▶ [Aim] Sift the material for lines containing "such", and return them.

★ ★ ★ ★

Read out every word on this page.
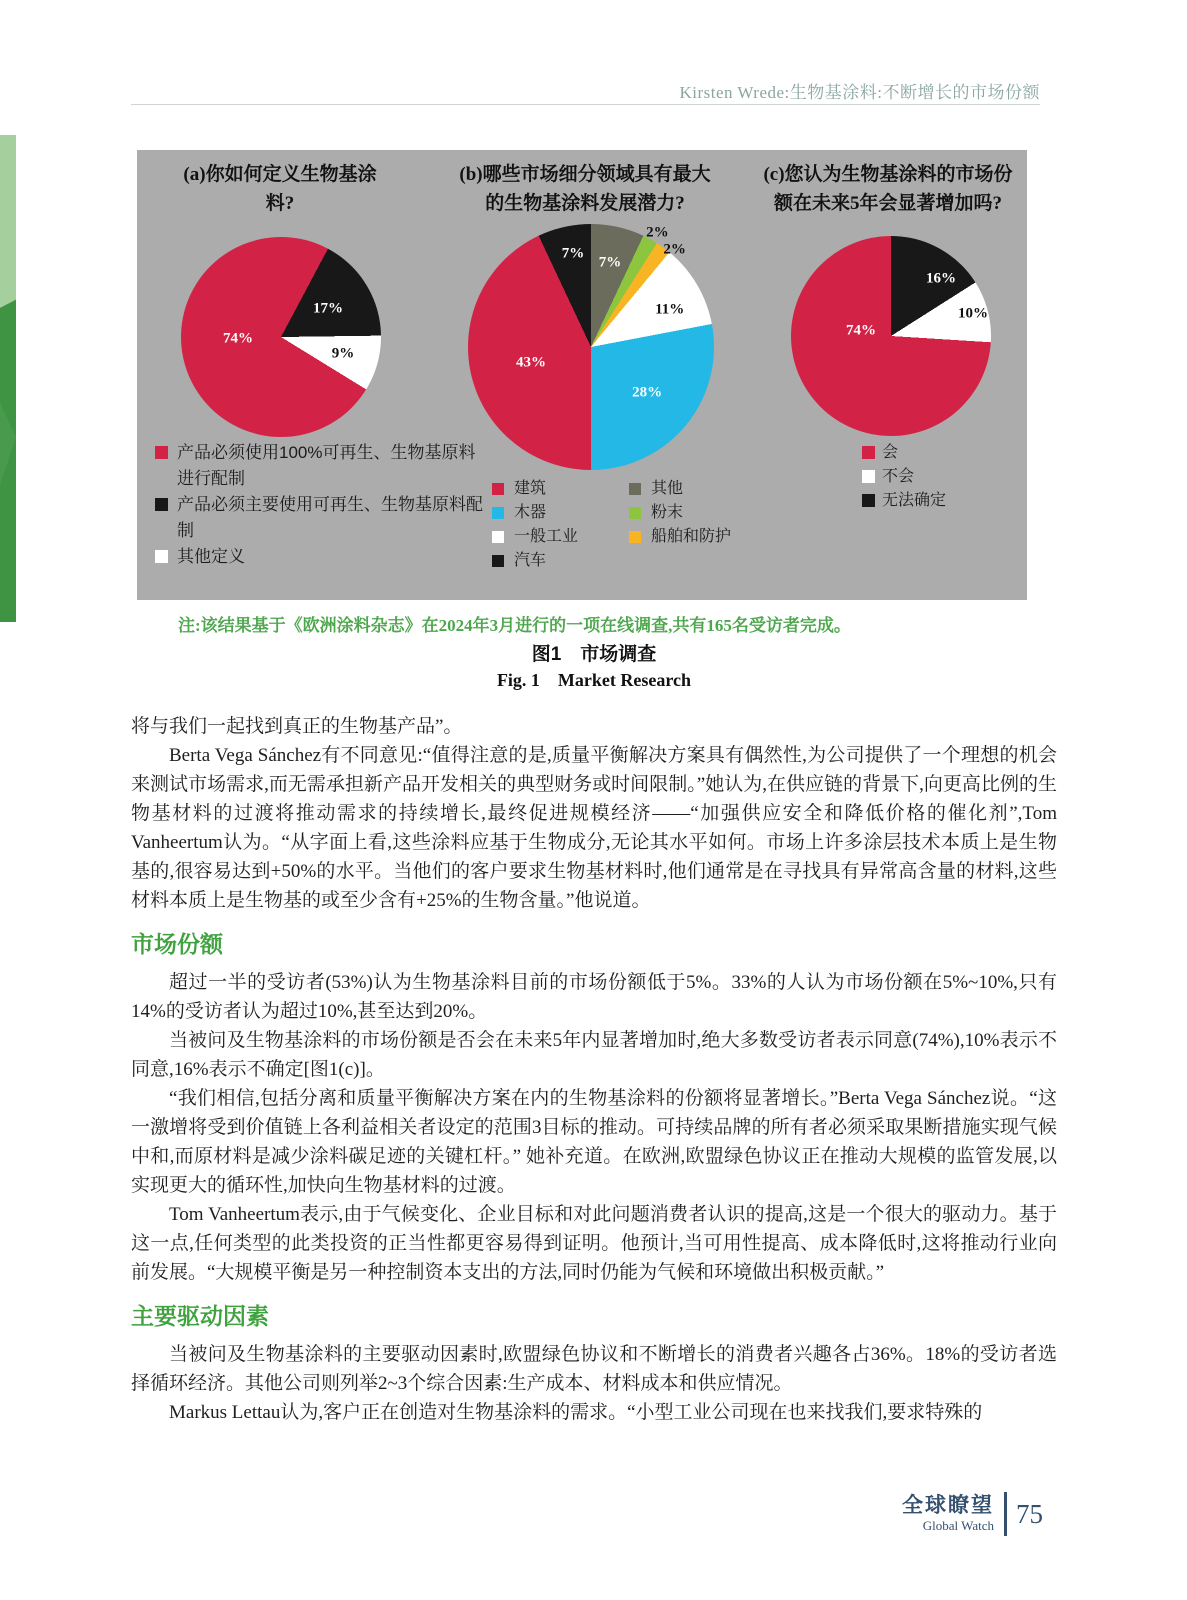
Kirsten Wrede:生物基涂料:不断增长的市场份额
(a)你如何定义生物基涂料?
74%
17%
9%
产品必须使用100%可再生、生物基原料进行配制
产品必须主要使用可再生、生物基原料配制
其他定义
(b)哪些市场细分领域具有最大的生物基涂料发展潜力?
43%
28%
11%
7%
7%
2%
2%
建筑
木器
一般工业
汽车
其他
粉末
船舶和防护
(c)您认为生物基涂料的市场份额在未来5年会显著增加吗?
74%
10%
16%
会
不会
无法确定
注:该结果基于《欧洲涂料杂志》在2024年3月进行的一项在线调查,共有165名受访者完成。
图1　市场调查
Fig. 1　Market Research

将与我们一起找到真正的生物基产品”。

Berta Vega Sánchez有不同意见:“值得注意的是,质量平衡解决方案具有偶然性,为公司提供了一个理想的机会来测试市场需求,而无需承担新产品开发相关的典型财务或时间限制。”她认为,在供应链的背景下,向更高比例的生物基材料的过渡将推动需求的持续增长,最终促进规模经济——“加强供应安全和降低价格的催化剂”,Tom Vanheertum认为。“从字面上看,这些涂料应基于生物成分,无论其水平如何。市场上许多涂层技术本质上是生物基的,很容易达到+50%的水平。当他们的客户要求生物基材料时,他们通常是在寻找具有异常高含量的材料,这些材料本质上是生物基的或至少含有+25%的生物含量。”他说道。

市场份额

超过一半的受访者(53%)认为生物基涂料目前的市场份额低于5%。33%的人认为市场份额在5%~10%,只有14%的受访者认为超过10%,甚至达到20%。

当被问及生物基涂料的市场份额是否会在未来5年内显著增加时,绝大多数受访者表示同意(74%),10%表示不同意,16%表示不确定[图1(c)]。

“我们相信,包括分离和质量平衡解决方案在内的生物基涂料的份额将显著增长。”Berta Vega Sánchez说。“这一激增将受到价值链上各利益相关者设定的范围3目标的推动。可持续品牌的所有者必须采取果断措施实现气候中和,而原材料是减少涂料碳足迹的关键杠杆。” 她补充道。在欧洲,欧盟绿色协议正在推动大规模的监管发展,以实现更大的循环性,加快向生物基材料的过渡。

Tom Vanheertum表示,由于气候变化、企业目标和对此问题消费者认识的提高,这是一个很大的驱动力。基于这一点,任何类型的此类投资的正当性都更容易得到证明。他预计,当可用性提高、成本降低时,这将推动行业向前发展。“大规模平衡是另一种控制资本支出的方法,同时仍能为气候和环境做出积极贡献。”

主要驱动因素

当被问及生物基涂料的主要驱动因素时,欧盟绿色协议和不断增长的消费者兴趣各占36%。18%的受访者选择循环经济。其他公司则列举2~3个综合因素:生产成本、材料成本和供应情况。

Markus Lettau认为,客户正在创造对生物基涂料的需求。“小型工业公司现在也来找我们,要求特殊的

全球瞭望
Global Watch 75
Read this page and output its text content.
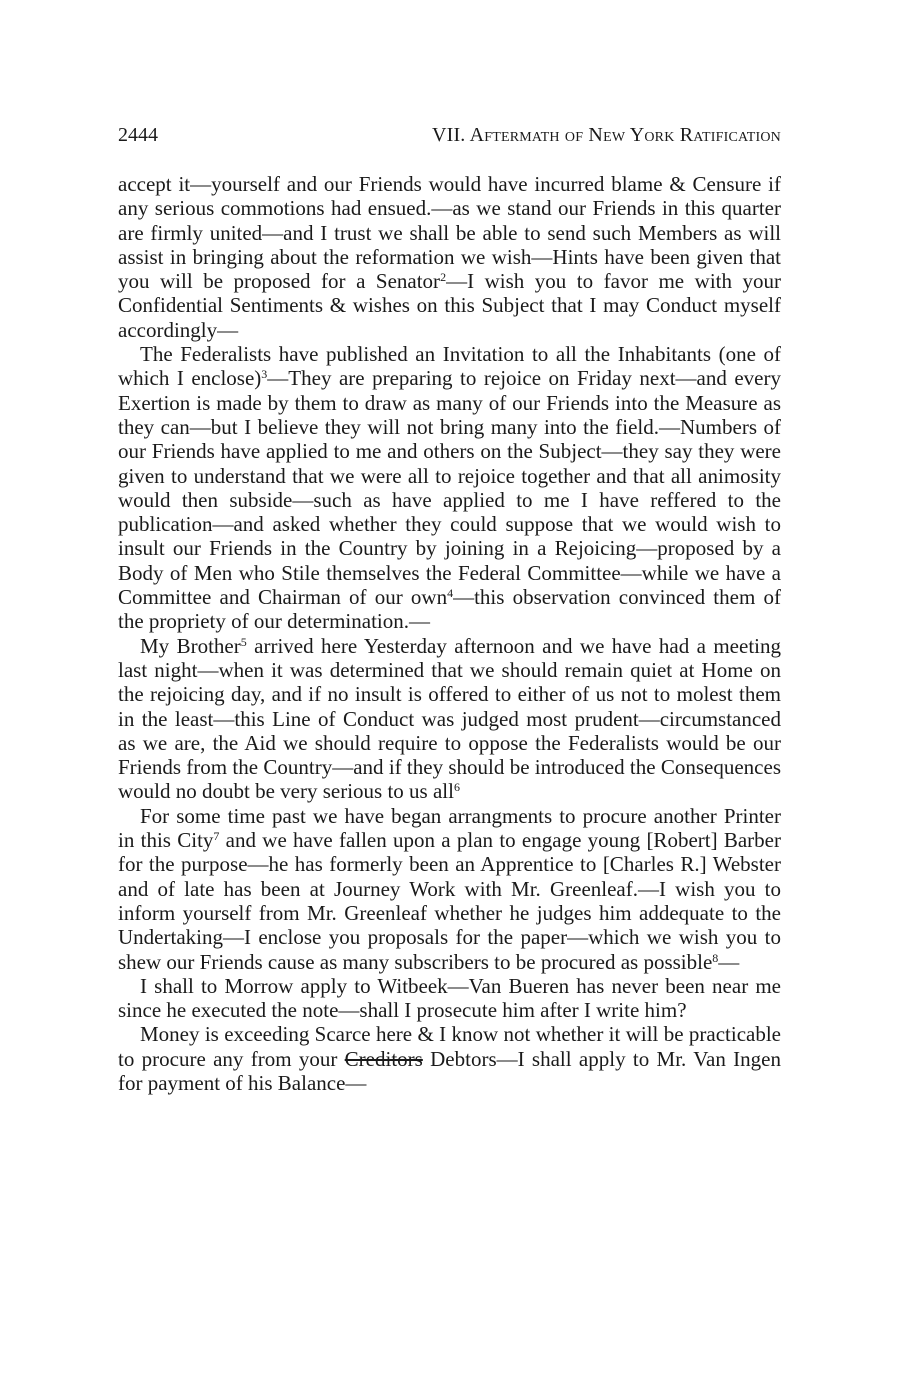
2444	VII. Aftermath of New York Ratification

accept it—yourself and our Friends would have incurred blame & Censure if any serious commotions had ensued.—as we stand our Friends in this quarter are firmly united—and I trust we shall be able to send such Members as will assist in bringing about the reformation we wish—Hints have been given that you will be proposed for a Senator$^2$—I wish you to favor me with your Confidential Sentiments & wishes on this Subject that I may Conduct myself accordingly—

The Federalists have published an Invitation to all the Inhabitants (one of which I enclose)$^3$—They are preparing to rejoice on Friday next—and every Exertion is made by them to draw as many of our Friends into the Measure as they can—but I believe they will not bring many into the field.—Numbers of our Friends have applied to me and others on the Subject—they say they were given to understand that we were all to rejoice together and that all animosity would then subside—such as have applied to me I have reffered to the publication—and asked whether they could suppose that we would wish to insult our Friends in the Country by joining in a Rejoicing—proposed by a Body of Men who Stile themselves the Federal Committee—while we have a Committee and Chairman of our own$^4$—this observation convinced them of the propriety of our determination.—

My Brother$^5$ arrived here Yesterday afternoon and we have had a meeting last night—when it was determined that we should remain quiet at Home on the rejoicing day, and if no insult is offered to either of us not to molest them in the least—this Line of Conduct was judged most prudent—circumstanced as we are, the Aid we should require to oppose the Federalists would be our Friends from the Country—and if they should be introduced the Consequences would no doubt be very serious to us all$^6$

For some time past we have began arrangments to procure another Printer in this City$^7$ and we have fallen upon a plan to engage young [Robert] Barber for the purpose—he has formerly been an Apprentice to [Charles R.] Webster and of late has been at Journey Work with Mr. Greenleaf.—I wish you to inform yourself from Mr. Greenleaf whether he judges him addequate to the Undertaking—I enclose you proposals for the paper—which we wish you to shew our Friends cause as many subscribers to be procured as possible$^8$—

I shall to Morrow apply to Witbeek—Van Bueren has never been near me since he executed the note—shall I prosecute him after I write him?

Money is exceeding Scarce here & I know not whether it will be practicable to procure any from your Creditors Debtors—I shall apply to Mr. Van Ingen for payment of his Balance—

★ ★ ★ ★

▶ [Result]
accept it—yourself and our Friends would have incurred blame & Censure if any serious commotions had ensued.—as we stand our Friends in this quarter are firmly united—and I trust we shall be able to send such Members as will assist in bringing about the reformation we wish—Hints have been given that you will be proposed for a Senator$^2$—I wish you to favor me with your Confidential Sentiments & wishes on this Subject that I may Conduct myself accordingly—
The Federalists have published an Invitation to all the Inhabitants (one of which I enclose)$^3$—They are preparing to rejoice on Friday next—and every Exertion is made by them to draw as many of our Friends into the Measure as they can—but I believe they will not bring many into the field.—Numbers of our Friends have applied to me and others on the Subject—they say they were given to understand that we were all to rejoice together and that all animosity would then subside—such as have applied to me I have reffered to the publication—and asked whether they could suppose that we would wish to insult our Friends in the Country by joining in a Rejoicing—proposed by a Body of Men who Stile themselves the Federal Committee—while we have a Committee and Chairman of our own$^4$—this observation convinced them of the propriety of our determination.—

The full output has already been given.